**Listing**
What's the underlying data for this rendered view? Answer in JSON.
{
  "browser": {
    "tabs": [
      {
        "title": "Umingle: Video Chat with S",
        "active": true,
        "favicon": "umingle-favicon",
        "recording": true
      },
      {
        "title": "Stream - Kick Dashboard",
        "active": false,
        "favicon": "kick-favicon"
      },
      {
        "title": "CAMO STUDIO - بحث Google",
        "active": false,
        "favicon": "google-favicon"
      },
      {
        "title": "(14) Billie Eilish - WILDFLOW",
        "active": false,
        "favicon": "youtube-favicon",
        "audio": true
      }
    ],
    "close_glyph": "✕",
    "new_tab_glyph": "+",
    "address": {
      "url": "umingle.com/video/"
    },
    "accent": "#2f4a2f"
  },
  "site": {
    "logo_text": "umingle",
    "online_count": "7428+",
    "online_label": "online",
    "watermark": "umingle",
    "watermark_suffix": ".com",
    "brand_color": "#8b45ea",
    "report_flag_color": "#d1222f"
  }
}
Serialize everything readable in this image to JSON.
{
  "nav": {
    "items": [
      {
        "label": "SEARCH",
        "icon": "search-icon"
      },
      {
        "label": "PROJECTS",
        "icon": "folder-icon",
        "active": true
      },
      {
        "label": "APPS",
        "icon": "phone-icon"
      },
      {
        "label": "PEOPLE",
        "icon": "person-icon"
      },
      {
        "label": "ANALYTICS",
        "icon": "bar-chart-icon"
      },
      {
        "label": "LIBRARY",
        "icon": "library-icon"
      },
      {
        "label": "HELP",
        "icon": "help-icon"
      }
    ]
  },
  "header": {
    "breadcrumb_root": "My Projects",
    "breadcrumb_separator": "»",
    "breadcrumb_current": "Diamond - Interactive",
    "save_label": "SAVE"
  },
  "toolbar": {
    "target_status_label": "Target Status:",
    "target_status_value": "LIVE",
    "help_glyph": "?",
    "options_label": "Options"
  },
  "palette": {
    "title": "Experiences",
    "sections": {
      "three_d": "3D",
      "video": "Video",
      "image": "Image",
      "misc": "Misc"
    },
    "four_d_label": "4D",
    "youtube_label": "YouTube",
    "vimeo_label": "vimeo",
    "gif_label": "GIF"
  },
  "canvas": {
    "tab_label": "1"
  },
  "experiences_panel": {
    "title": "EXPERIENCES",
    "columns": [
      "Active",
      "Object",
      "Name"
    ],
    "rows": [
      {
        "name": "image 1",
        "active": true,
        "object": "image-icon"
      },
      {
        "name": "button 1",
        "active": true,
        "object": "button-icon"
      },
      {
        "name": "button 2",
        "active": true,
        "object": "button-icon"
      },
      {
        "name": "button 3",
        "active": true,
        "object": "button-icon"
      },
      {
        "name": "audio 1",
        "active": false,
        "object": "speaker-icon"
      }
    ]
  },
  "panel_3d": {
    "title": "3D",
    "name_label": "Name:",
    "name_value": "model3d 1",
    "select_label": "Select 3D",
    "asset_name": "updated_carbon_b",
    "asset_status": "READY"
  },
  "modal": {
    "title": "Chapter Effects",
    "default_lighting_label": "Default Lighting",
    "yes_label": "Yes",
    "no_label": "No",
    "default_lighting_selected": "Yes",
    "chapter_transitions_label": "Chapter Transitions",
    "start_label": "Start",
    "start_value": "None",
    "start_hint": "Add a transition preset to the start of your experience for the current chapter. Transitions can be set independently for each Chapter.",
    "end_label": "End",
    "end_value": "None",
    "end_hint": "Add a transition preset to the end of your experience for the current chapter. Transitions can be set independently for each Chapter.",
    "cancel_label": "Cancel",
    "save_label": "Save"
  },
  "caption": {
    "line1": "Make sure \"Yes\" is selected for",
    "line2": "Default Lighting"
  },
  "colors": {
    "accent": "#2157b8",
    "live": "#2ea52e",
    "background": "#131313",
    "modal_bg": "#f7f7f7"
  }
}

**Given task**
Exactly reproduce every line of the data above.

**Answer in full**
What's the underlying data for this rendered view? Answer in JSON.
{
  "browser": {
    "tabs": [
      {
        "title": "Umingle: Video Chat with S",
        "active": true,
        "favicon": "umingle-favicon",
        "recording": true
      },
      {
        "title": "Stream - Kick Dashboard",
        "active": false,
        "favicon": "kick-favicon"
      },
      {
        "title": "CAMO STUDIO - بحث Google",
        "active": false,
        "favicon": "google-favicon"
      },
      {
        "title": "(14) Billie Eilish - WILDFLOW",
        "active": false,
        "favicon": "youtube-favicon",
        "audio": true
      }
    ],
    "close_glyph": "✕",
    "new_tab_glyph": "+",
    "address": {
      "url": "umingle.com/video/"
    },
    "accent": "#2f4a2f"
  },
  "site": {
    "logo_text": "umingle",
    "online_count": "7428+",
    "online_label": "online",
    "watermark": "umingle",
    "watermark_suffix": ".com",
    "brand_color": "#8b45ea",
    "report_flag_color": "#d1222f"
  }
}
Serialize everything readable in this image to JSON.
{
  "nav": {
    "items": [
      {
        "label": "SEARCH",
        "icon": "search-icon"
      },
      {
        "label": "PROJECTS",
        "icon": "folder-icon",
        "active": true
      },
      {
        "label": "APPS",
        "icon": "phone-icon"
      },
      {
        "label": "PEOPLE",
        "icon": "person-icon"
      },
      {
        "label": "ANALYTICS",
        "icon": "bar-chart-icon"
      },
      {
        "label": "LIBRARY",
        "icon": "library-icon"
      },
      {
        "label": "HELP",
        "icon": "help-icon"
      }
    ]
  },
  "header": {
    "breadcrumb_root": "My Projects",
    "breadcrumb_separator": "»",
    "breadcrumb_current": "Diamond - Interactive",
    "save_label": "SAVE"
  },
  "toolbar": {
    "target_status_label": "Target Status:",
    "target_status_value": "LIVE",
    "help_glyph": "?",
    "options_label": "Options"
  },
  "palette": {
    "title": "Experiences",
    "sections": {
      "three_d": "3D",
      "video": "Video",
      "image": "Image",
      "misc": "Misc"
    },
    "four_d_label": "4D",
    "youtube_label": "YouTube",
    "vimeo_label": "vimeo",
    "gif_label": "GIF"
  },
  "canvas": {
    "tab_label": "1"
  },
  "experiences_panel": {
    "title": "EXPERIENCES",
    "columns": [
      "Active",
      "Object",
      "Name"
    ],
    "rows": [
      {
        "name": "image 1",
        "active": true,
        "object": "image-icon"
      },
      {
        "name": "button 1",
        "active": true,
        "object": "button-icon"
      },
      {
        "name": "button 2",
        "active": true,
        "object": "button-icon"
      },
      {
        "name": "button 3",
        "active": true,
        "object": "button-icon"
      },
      {
        "name": "audio 1",
        "active": false,
        "object": "speaker-icon"
      }
    ]
  },
  "panel_3d": {
    "title": "3D",
    "name_label": "Name:",
    "name_value": "model3d 1",
    "select_label": "Select 3D",
    "asset_name": "updated_carbon_b",
    "asset_status": "READY"
  },
  "modal": {
    "title": "Chapter Effects",
    "default_lighting_label": "Default Lighting",
    "yes_label": "Yes",
    "no_label": "No",
    "default_lighting_selected": "Yes",
    "chapter_transitions_label": "Chapter Transitions",
    "start_label": "Start",
    "start_value": "None",
    "start_hint": "Add a transition preset to the start of your experience for the current chapter. Transitions can be set independently for each Chapter.",
    "end_label": "End",
    "end_value": "None",
    "end_hint": "Add a transition preset to the end of your experience for the current chapter. Transitions can be set independently for each Chapter.",
    "cancel_label": "Cancel",
    "save_label": "Save"
  },
  "caption": {
    "line1": "Make sure \"Yes\" is selected for",
    "line2": "Default Lighting"
  },
  "colors": {
    "accent": "#2157b8",
    "live": "#2ea52e",
    "background": "#131313",
    "modal_bg": "#f7f7f7"
  }
}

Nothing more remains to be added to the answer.